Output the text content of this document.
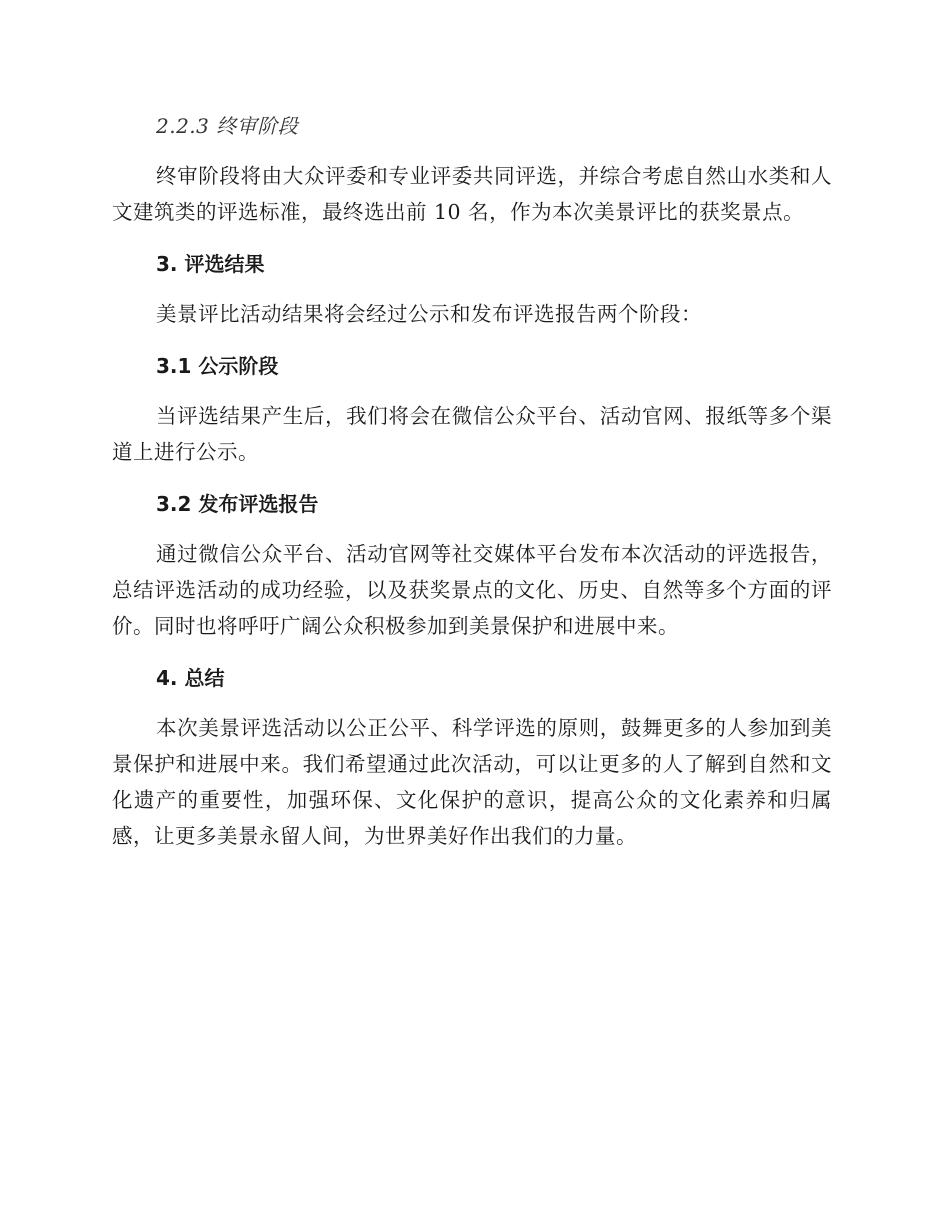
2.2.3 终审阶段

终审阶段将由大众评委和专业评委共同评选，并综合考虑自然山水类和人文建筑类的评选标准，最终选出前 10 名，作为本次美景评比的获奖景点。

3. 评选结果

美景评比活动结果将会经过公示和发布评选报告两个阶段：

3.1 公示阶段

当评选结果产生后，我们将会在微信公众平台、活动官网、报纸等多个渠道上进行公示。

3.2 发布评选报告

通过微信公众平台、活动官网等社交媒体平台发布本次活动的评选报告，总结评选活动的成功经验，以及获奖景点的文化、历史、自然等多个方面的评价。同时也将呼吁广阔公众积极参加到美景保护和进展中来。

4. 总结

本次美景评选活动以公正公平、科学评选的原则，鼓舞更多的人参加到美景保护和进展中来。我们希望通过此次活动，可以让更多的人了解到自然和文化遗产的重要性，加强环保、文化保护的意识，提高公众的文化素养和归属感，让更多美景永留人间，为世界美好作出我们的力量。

════════════════

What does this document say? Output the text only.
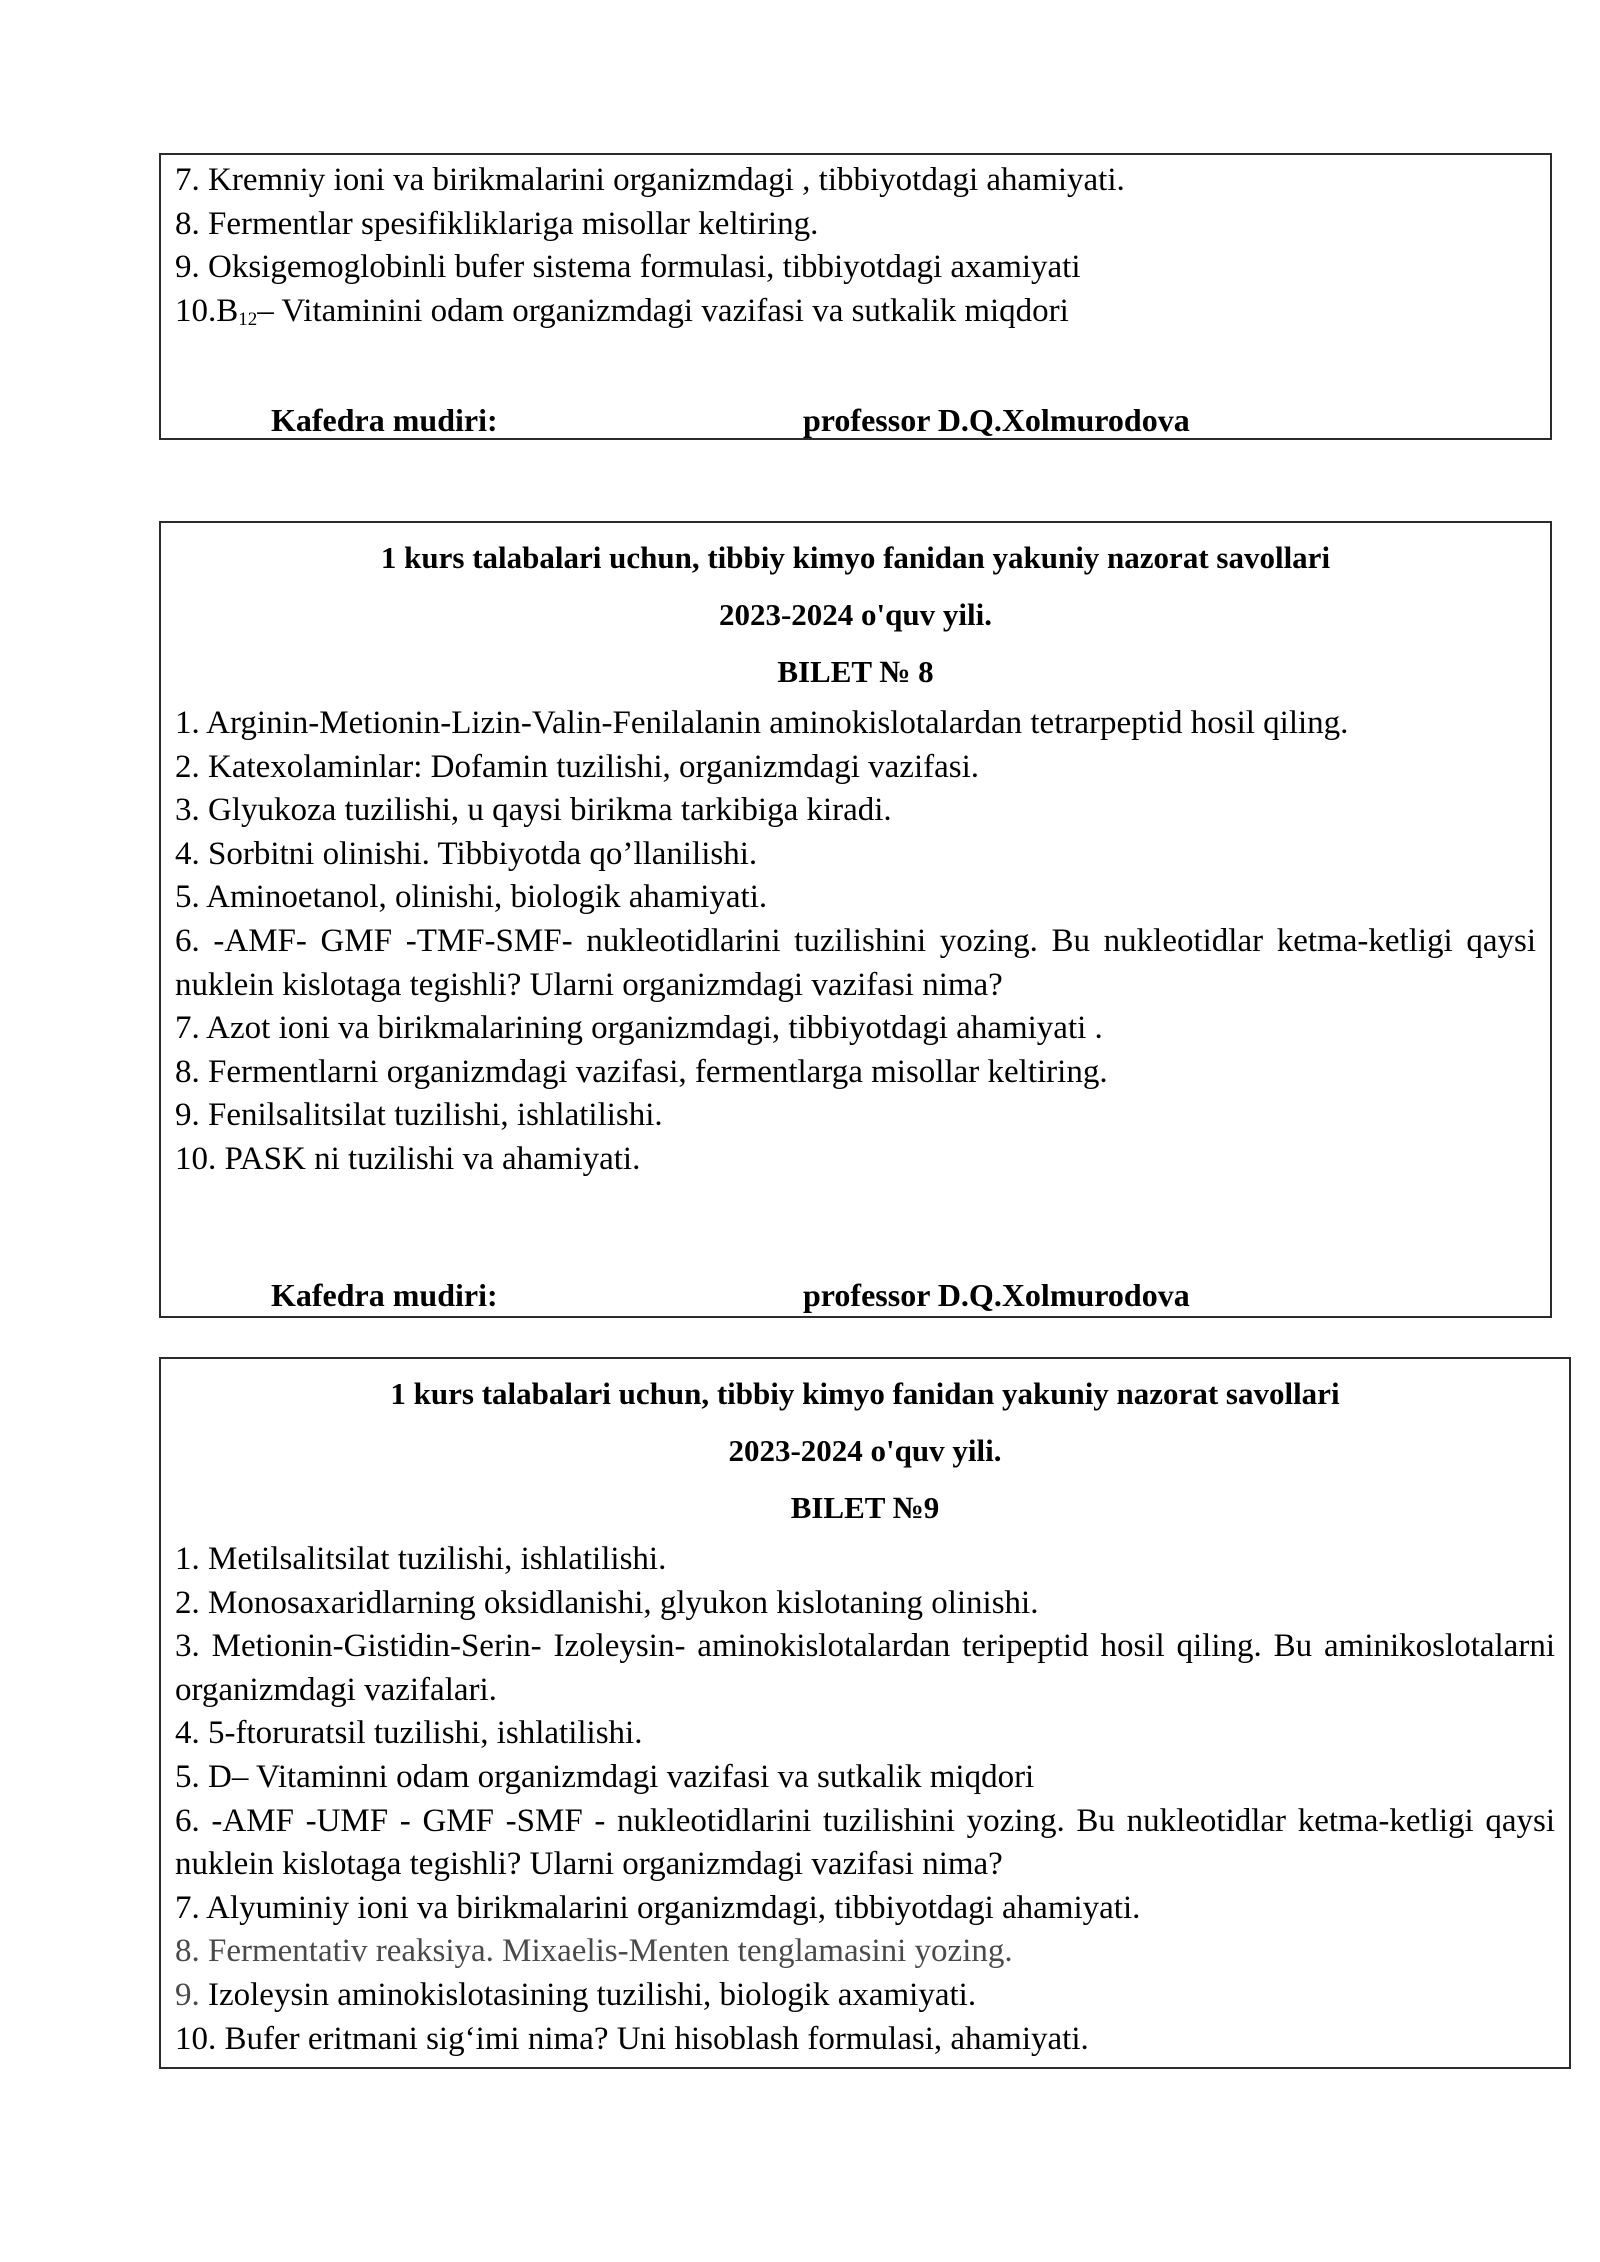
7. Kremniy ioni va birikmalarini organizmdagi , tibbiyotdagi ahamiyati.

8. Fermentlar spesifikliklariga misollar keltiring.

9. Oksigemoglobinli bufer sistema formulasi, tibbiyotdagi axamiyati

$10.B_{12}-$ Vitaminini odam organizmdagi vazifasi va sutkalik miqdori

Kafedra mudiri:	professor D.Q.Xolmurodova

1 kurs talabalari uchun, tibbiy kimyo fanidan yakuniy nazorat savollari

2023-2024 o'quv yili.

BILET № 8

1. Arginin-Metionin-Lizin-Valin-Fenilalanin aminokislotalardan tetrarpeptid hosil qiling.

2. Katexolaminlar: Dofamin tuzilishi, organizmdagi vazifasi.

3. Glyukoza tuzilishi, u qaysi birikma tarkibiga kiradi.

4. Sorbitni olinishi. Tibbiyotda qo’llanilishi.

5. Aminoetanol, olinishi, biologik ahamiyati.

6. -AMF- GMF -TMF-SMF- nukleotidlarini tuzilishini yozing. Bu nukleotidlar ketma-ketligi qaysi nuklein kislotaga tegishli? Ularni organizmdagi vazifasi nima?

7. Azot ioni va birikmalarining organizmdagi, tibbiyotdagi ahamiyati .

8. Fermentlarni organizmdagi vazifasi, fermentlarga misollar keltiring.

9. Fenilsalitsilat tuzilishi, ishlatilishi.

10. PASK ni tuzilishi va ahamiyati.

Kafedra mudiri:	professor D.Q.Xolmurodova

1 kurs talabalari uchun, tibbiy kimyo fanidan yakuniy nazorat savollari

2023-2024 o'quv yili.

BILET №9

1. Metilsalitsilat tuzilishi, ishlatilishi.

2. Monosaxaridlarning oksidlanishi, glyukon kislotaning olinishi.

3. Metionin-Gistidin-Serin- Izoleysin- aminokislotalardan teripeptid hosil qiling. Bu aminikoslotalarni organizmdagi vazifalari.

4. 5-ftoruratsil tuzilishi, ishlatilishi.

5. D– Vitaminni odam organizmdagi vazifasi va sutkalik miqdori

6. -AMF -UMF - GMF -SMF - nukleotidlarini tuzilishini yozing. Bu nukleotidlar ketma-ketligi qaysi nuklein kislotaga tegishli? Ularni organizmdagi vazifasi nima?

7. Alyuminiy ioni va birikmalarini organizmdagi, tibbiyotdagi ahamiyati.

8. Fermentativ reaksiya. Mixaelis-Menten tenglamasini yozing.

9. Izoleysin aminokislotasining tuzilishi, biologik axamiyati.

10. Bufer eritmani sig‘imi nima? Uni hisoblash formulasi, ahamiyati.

════════════════

■ **REQUIRED WORK**
Each line that has the word "aminokislotalardan" should be copied.

■ **EXERCISE SOLUTION**
1. Arginin-Metionin-Lizin-Valin-Fenilalanin aminokislotalardan tetrarpeptid hosil qiling.
3. Metionin-Gistidin-Serin- Izoleysin- aminokislotalardan teripeptid hosil qiling. Bu aminikoslotalarni organizmdagi vazifalari.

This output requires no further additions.